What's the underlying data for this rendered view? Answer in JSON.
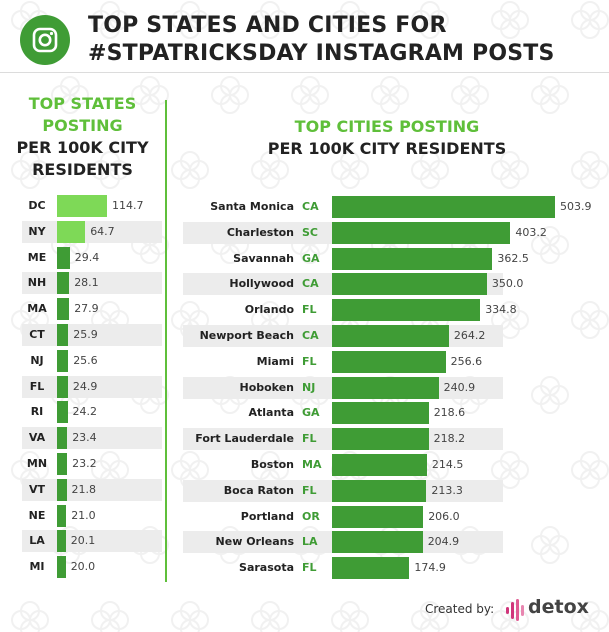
{
  "header": {
    "title_line1": "TOP STATES AND CITIES FOR",
    "title_line2": "#STPATRICKSDAY INSTAGRAM POSTS",
    "icon": "instagram-icon"
  },
  "colors": {
    "green": "#3f9c35",
    "light_green": "#7ed957",
    "accent": "#5fbf3a"
  },
  "chart_data": [
    {
      "type": "bar",
      "title": [
        "TOP STATES",
        "POSTING",
        "PER 100K CITY",
        "RESIDENTS"
      ],
      "categories": [
        "DC",
        "NY",
        "ME",
        "NH",
        "MA",
        "CT",
        "NJ",
        "FL",
        "RI",
        "VA",
        "MN",
        "VT",
        "NE",
        "LA",
        "MI"
      ],
      "values": [
        114.7,
        64.7,
        29.4,
        28.1,
        27.9,
        25.9,
        25.6,
        24.9,
        24.2,
        23.4,
        23.2,
        21.8,
        21.0,
        20.1,
        20.0
      ],
      "value_labels": [
        "114.7",
        "64.7",
        "29.4",
        "28.1",
        "27.9",
        "25.9",
        "25.6",
        "24.9",
        "24.2",
        "23.4",
        "23.2",
        "21.8",
        "21.0",
        "20.1",
        "20.0"
      ],
      "highlight_colors": [
        "#7ed957",
        "#7ed957"
      ]
    },
    {
      "type": "bar",
      "title": [
        "TOP CITIES POSTING",
        "PER 100K CITY RESIDENTS"
      ],
      "categories": [
        "Santa Monica",
        "Charleston",
        "Savannah",
        "Hollywood",
        "Orlando",
        "Newport Beach",
        "Miami",
        "Hoboken",
        "Atlanta",
        "Fort Lauderdale",
        "Boston",
        "Boca Raton",
        "Portland",
        "New Orleans",
        "Sarasota"
      ],
      "states": [
        "CA",
        "SC",
        "GA",
        "CA",
        "FL",
        "CA",
        "FL",
        "NJ",
        "GA",
        "FL",
        "MA",
        "FL",
        "OR",
        "LA",
        "FL"
      ],
      "values": [
        503.9,
        403.2,
        362.5,
        350.0,
        334.8,
        264.2,
        256.6,
        240.9,
        218.6,
        218.2,
        214.5,
        213.3,
        206.0,
        204.9,
        174.9
      ],
      "value_labels": [
        "503.9",
        "403.2",
        "362.5",
        "350.0",
        "334.8",
        "264.2",
        "256.6",
        "240.9",
        "218.6",
        "218.2",
        "214.5",
        "213.3",
        "206.0",
        "204.9",
        "174.9"
      ]
    }
  ],
  "footer": {
    "created_by": "Created by:",
    "brand": "detox"
  }
}
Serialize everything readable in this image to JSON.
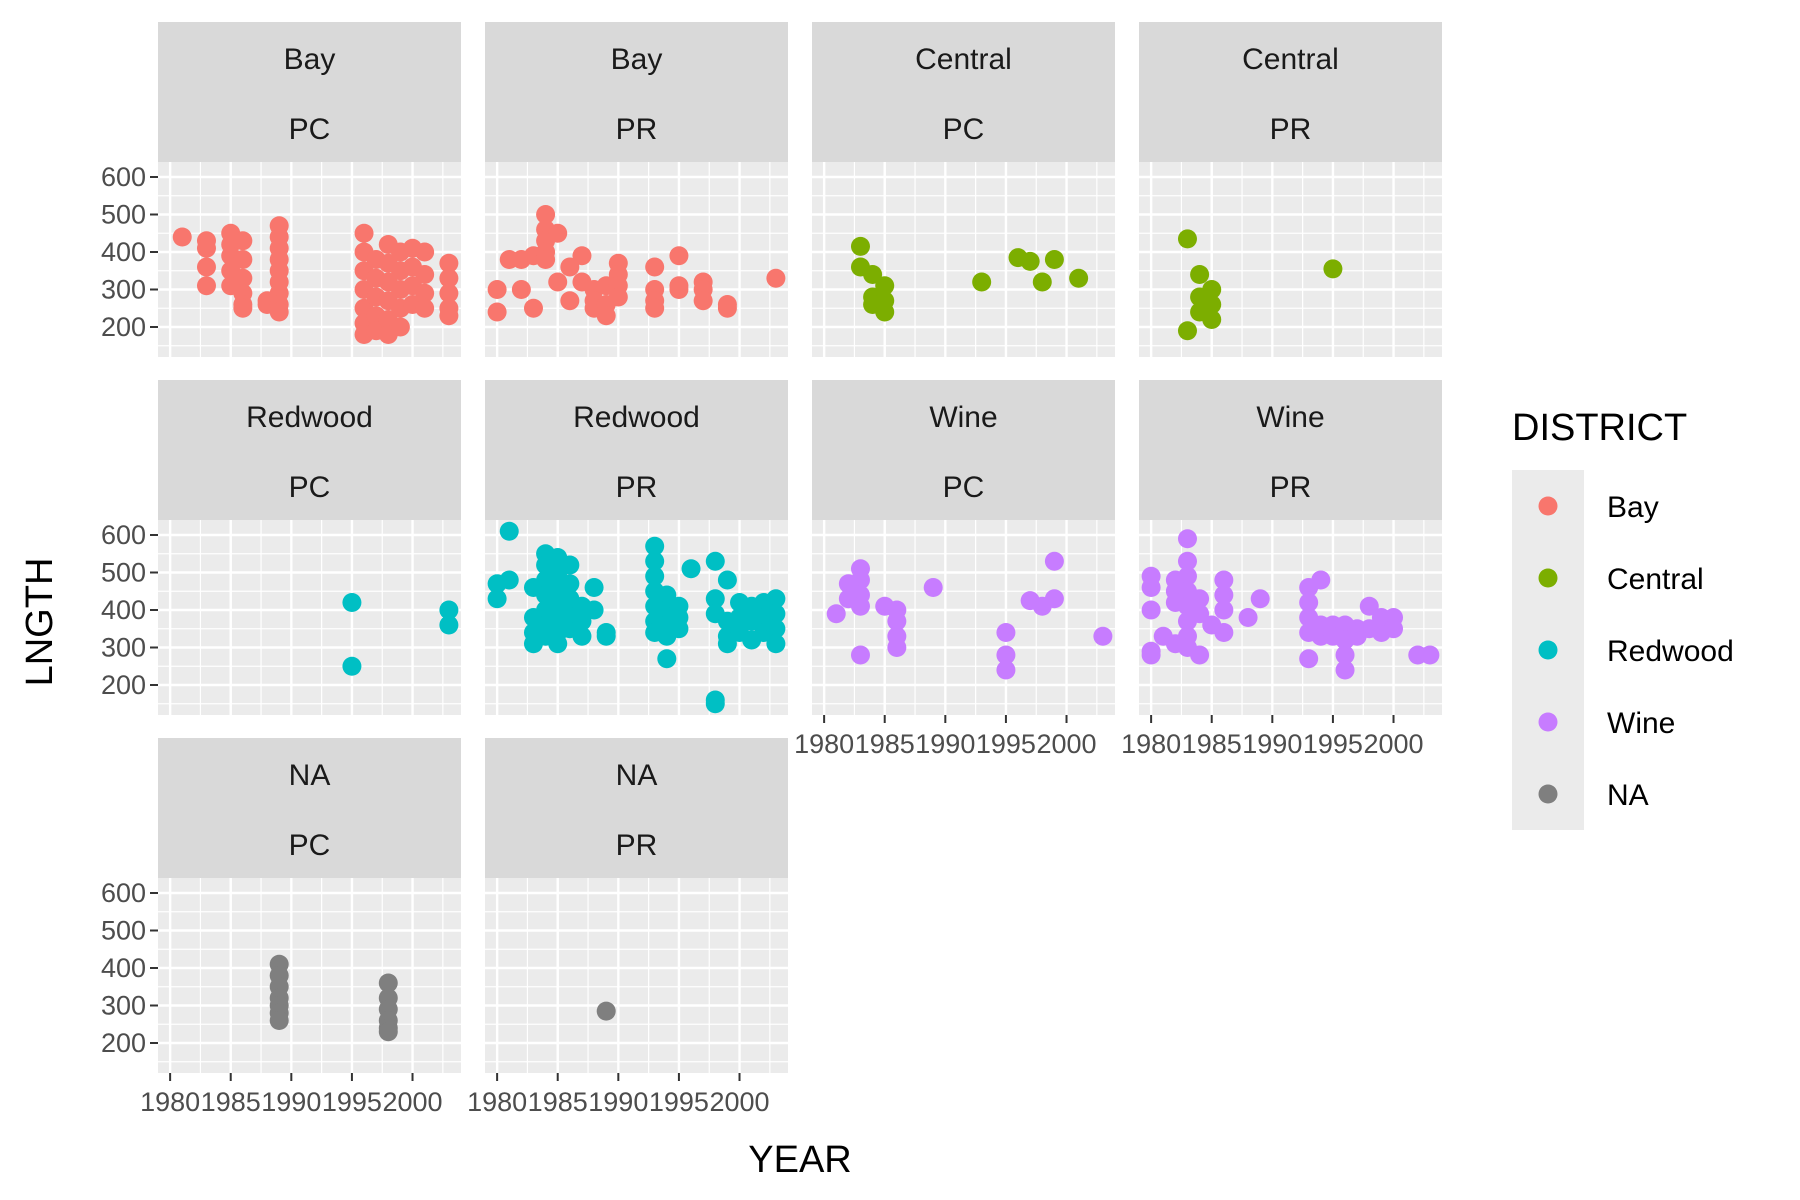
{
  "chart_data": {
    "type": "scatter",
    "facet_layout": "wrap",
    "xlabel": "YEAR",
    "ylabel": "LNGTH",
    "xticks": [
      "1980",
      "1985",
      "1990",
      "1995",
      "2000"
    ],
    "yticks": [
      "200",
      "300",
      "400",
      "500",
      "600"
    ],
    "xlim": [
      1979,
      2004
    ],
    "ylim": [
      120,
      640
    ],
    "grid": true,
    "legend": {
      "title": "DISTRICT",
      "position": "right",
      "entries": [
        {
          "label": "Bay",
          "color": "#F8766D"
        },
        {
          "label": "Central",
          "color": "#7CAE00"
        },
        {
          "label": "Redwood",
          "color": "#00BFC4"
        },
        {
          "label": "Wine",
          "color": "#C77CFF"
        },
        {
          "label": "NA",
          "color": "#7F7F7F"
        }
      ]
    },
    "panels": [
      {
        "district": "Bay",
        "type": "PC",
        "color": "#F8766D",
        "points": [
          [
            1981,
            440
          ],
          [
            1983,
            430
          ],
          [
            1983,
            410
          ],
          [
            1983,
            360
          ],
          [
            1983,
            310
          ],
          [
            1985,
            450
          ],
          [
            1985,
            420
          ],
          [
            1985,
            390
          ],
          [
            1985,
            350
          ],
          [
            1985,
            310
          ],
          [
            1986,
            430
          ],
          [
            1986,
            380
          ],
          [
            1986,
            330
          ],
          [
            1986,
            290
          ],
          [
            1986,
            260
          ],
          [
            1986,
            250
          ],
          [
            1988,
            270
          ],
          [
            1988,
            260
          ],
          [
            1989,
            470
          ],
          [
            1989,
            440
          ],
          [
            1989,
            410
          ],
          [
            1989,
            380
          ],
          [
            1989,
            350
          ],
          [
            1989,
            320
          ],
          [
            1989,
            290
          ],
          [
            1989,
            260
          ],
          [
            1989,
            240
          ],
          [
            1996,
            450
          ],
          [
            1996,
            400
          ],
          [
            1996,
            350
          ],
          [
            1996,
            300
          ],
          [
            1996,
            250
          ],
          [
            1996,
            210
          ],
          [
            1996,
            180
          ],
          [
            1997,
            380
          ],
          [
            1997,
            330
          ],
          [
            1997,
            280
          ],
          [
            1997,
            230
          ],
          [
            1997,
            190
          ],
          [
            1998,
            420
          ],
          [
            1998,
            370
          ],
          [
            1998,
            320
          ],
          [
            1998,
            270
          ],
          [
            1998,
            220
          ],
          [
            1998,
            180
          ],
          [
            1999,
            400
          ],
          [
            1999,
            350
          ],
          [
            1999,
            300
          ],
          [
            1999,
            250
          ],
          [
            1999,
            200
          ],
          [
            2000,
            410
          ],
          [
            2000,
            360
          ],
          [
            2000,
            310
          ],
          [
            2000,
            260
          ],
          [
            2001,
            400
          ],
          [
            2001,
            340
          ],
          [
            2001,
            290
          ],
          [
            2001,
            250
          ],
          [
            2003,
            370
          ],
          [
            2003,
            330
          ],
          [
            2003,
            290
          ],
          [
            2003,
            250
          ],
          [
            2003,
            230
          ]
        ]
      },
      {
        "district": "Bay",
        "type": "PR",
        "color": "#F8766D",
        "points": [
          [
            1980,
            300
          ],
          [
            1980,
            240
          ],
          [
            1981,
            380
          ],
          [
            1982,
            300
          ],
          [
            1982,
            380
          ],
          [
            1983,
            250
          ],
          [
            1983,
            390
          ],
          [
            1984,
            500
          ],
          [
            1984,
            460
          ],
          [
            1984,
            430
          ],
          [
            1984,
            400
          ],
          [
            1984,
            380
          ],
          [
            1985,
            320
          ],
          [
            1985,
            450
          ],
          [
            1986,
            360
          ],
          [
            1986,
            270
          ],
          [
            1987,
            320
          ],
          [
            1987,
            390
          ],
          [
            1988,
            300
          ],
          [
            1988,
            270
          ],
          [
            1988,
            250
          ],
          [
            1989,
            310
          ],
          [
            1989,
            260
          ],
          [
            1989,
            230
          ],
          [
            1990,
            370
          ],
          [
            1990,
            340
          ],
          [
            1990,
            310
          ],
          [
            1990,
            280
          ],
          [
            1993,
            360
          ],
          [
            1993,
            300
          ],
          [
            1993,
            270
          ],
          [
            1993,
            250
          ],
          [
            1995,
            390
          ],
          [
            1995,
            310
          ],
          [
            1995,
            300
          ],
          [
            1997,
            320
          ],
          [
            1997,
            300
          ],
          [
            1997,
            270
          ],
          [
            1999,
            260
          ],
          [
            1999,
            250
          ],
          [
            2003,
            330
          ]
        ]
      },
      {
        "district": "Central",
        "type": "PC",
        "color": "#7CAE00",
        "points": [
          [
            1983,
            415
          ],
          [
            1983,
            360
          ],
          [
            1984,
            340
          ],
          [
            1984,
            280
          ],
          [
            1984,
            260
          ],
          [
            1985,
            310
          ],
          [
            1985,
            270
          ],
          [
            1985,
            240
          ],
          [
            1993,
            320
          ],
          [
            1996,
            385
          ],
          [
            1997,
            375
          ],
          [
            1998,
            320
          ],
          [
            1999,
            380
          ],
          [
            2001,
            330
          ]
        ]
      },
      {
        "district": "Central",
        "type": "PR",
        "color": "#7CAE00",
        "points": [
          [
            1983,
            435
          ],
          [
            1983,
            190
          ],
          [
            1984,
            340
          ],
          [
            1984,
            280
          ],
          [
            1984,
            240
          ],
          [
            1985,
            300
          ],
          [
            1985,
            260
          ],
          [
            1985,
            220
          ],
          [
            1995,
            355
          ]
        ]
      },
      {
        "district": "Redwood",
        "type": "PC",
        "color": "#00BFC4",
        "points": [
          [
            1995,
            420
          ],
          [
            1995,
            250
          ],
          [
            2003,
            400
          ],
          [
            2003,
            360
          ]
        ]
      },
      {
        "district": "Redwood",
        "type": "PR",
        "color": "#00BFC4",
        "points": [
          [
            1980,
            470
          ],
          [
            1980,
            430
          ],
          [
            1981,
            480
          ],
          [
            1981,
            610
          ],
          [
            1983,
            460
          ],
          [
            1983,
            380
          ],
          [
            1983,
            340
          ],
          [
            1983,
            310
          ],
          [
            1984,
            550
          ],
          [
            1984,
            520
          ],
          [
            1984,
            480
          ],
          [
            1984,
            440
          ],
          [
            1984,
            400
          ],
          [
            1984,
            360
          ],
          [
            1984,
            330
          ],
          [
            1985,
            540
          ],
          [
            1985,
            500
          ],
          [
            1985,
            460
          ],
          [
            1985,
            420
          ],
          [
            1985,
            380
          ],
          [
            1985,
            340
          ],
          [
            1985,
            310
          ],
          [
            1986,
            520
          ],
          [
            1986,
            470
          ],
          [
            1986,
            430
          ],
          [
            1986,
            390
          ],
          [
            1986,
            350
          ],
          [
            1987,
            410
          ],
          [
            1987,
            370
          ],
          [
            1987,
            330
          ],
          [
            1988,
            460
          ],
          [
            1988,
            400
          ],
          [
            1989,
            340
          ],
          [
            1989,
            330
          ],
          [
            1993,
            570
          ],
          [
            1993,
            530
          ],
          [
            1993,
            490
          ],
          [
            1993,
            450
          ],
          [
            1993,
            410
          ],
          [
            1993,
            370
          ],
          [
            1993,
            340
          ],
          [
            1994,
            440
          ],
          [
            1994,
            400
          ],
          [
            1994,
            360
          ],
          [
            1994,
            330
          ],
          [
            1994,
            270
          ],
          [
            1995,
            410
          ],
          [
            1995,
            380
          ],
          [
            1995,
            350
          ],
          [
            1996,
            510
          ],
          [
            1998,
            530
          ],
          [
            1998,
            430
          ],
          [
            1998,
            390
          ],
          [
            1998,
            160
          ],
          [
            1998,
            150
          ],
          [
            1999,
            480
          ],
          [
            1999,
            370
          ],
          [
            1999,
            330
          ],
          [
            1999,
            310
          ],
          [
            2000,
            420
          ],
          [
            2000,
            380
          ],
          [
            2000,
            340
          ],
          [
            2001,
            410
          ],
          [
            2001,
            370
          ],
          [
            2001,
            320
          ],
          [
            2002,
            420
          ],
          [
            2002,
            380
          ],
          [
            2002,
            340
          ],
          [
            2003,
            430
          ],
          [
            2003,
            390
          ],
          [
            2003,
            350
          ],
          [
            2003,
            310
          ]
        ]
      },
      {
        "district": "Wine",
        "type": "PC",
        "color": "#C77CFF",
        "points": [
          [
            1981,
            390
          ],
          [
            1982,
            470
          ],
          [
            1982,
            430
          ],
          [
            1983,
            510
          ],
          [
            1983,
            480
          ],
          [
            1983,
            440
          ],
          [
            1983,
            410
          ],
          [
            1983,
            280
          ],
          [
            1985,
            410
          ],
          [
            1986,
            400
          ],
          [
            1986,
            370
          ],
          [
            1986,
            330
          ],
          [
            1986,
            300
          ],
          [
            1989,
            460
          ],
          [
            1995,
            340
          ],
          [
            1995,
            280
          ],
          [
            1995,
            240
          ],
          [
            1997,
            425
          ],
          [
            1998,
            410
          ],
          [
            1999,
            530
          ],
          [
            1999,
            430
          ],
          [
            2003,
            330
          ]
        ]
      },
      {
        "district": "Wine",
        "type": "PR",
        "color": "#C77CFF",
        "points": [
          [
            1980,
            490
          ],
          [
            1980,
            460
          ],
          [
            1980,
            400
          ],
          [
            1980,
            290
          ],
          [
            1980,
            280
          ],
          [
            1981,
            330
          ],
          [
            1982,
            480
          ],
          [
            1982,
            450
          ],
          [
            1982,
            420
          ],
          [
            1982,
            310
          ],
          [
            1983,
            590
          ],
          [
            1983,
            530
          ],
          [
            1983,
            490
          ],
          [
            1983,
            450
          ],
          [
            1983,
            410
          ],
          [
            1983,
            370
          ],
          [
            1983,
            330
          ],
          [
            1983,
            300
          ],
          [
            1984,
            430
          ],
          [
            1984,
            390
          ],
          [
            1984,
            280
          ],
          [
            1985,
            360
          ],
          [
            1986,
            480
          ],
          [
            1986,
            440
          ],
          [
            1986,
            400
          ],
          [
            1986,
            340
          ],
          [
            1988,
            380
          ],
          [
            1989,
            430
          ],
          [
            1993,
            460
          ],
          [
            1993,
            420
          ],
          [
            1993,
            380
          ],
          [
            1993,
            340
          ],
          [
            1993,
            270
          ],
          [
            1994,
            480
          ],
          [
            1994,
            360
          ],
          [
            1994,
            330
          ],
          [
            1995,
            360
          ],
          [
            1995,
            330
          ],
          [
            1996,
            360
          ],
          [
            1996,
            320
          ],
          [
            1996,
            280
          ],
          [
            1996,
            240
          ],
          [
            1997,
            350
          ],
          [
            1997,
            330
          ],
          [
            1998,
            410
          ],
          [
            1998,
            350
          ],
          [
            1999,
            380
          ],
          [
            1999,
            340
          ],
          [
            2000,
            380
          ],
          [
            2000,
            350
          ],
          [
            2002,
            280
          ],
          [
            2003,
            280
          ]
        ]
      },
      {
        "district": "NA",
        "type": "PC",
        "color": "#7F7F7F",
        "points": [
          [
            1989,
            410
          ],
          [
            1989,
            380
          ],
          [
            1989,
            350
          ],
          [
            1989,
            320
          ],
          [
            1989,
            300
          ],
          [
            1989,
            280
          ],
          [
            1989,
            260
          ],
          [
            1998,
            360
          ],
          [
            1998,
            320
          ],
          [
            1998,
            290
          ],
          [
            1998,
            260
          ],
          [
            1998,
            240
          ],
          [
            1998,
            230
          ]
        ]
      },
      {
        "district": "NA",
        "type": "PR",
        "color": "#7F7F7F",
        "points": [
          [
            1989,
            285
          ]
        ]
      }
    ]
  }
}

§ STATED PROBLEM
Find each line in the records holding the string "this" and show it.

§ EXERCISE RESULT
What's the underlying data for this rendered view? Answer in JSON.
Serialize everything readable in this image to JSON.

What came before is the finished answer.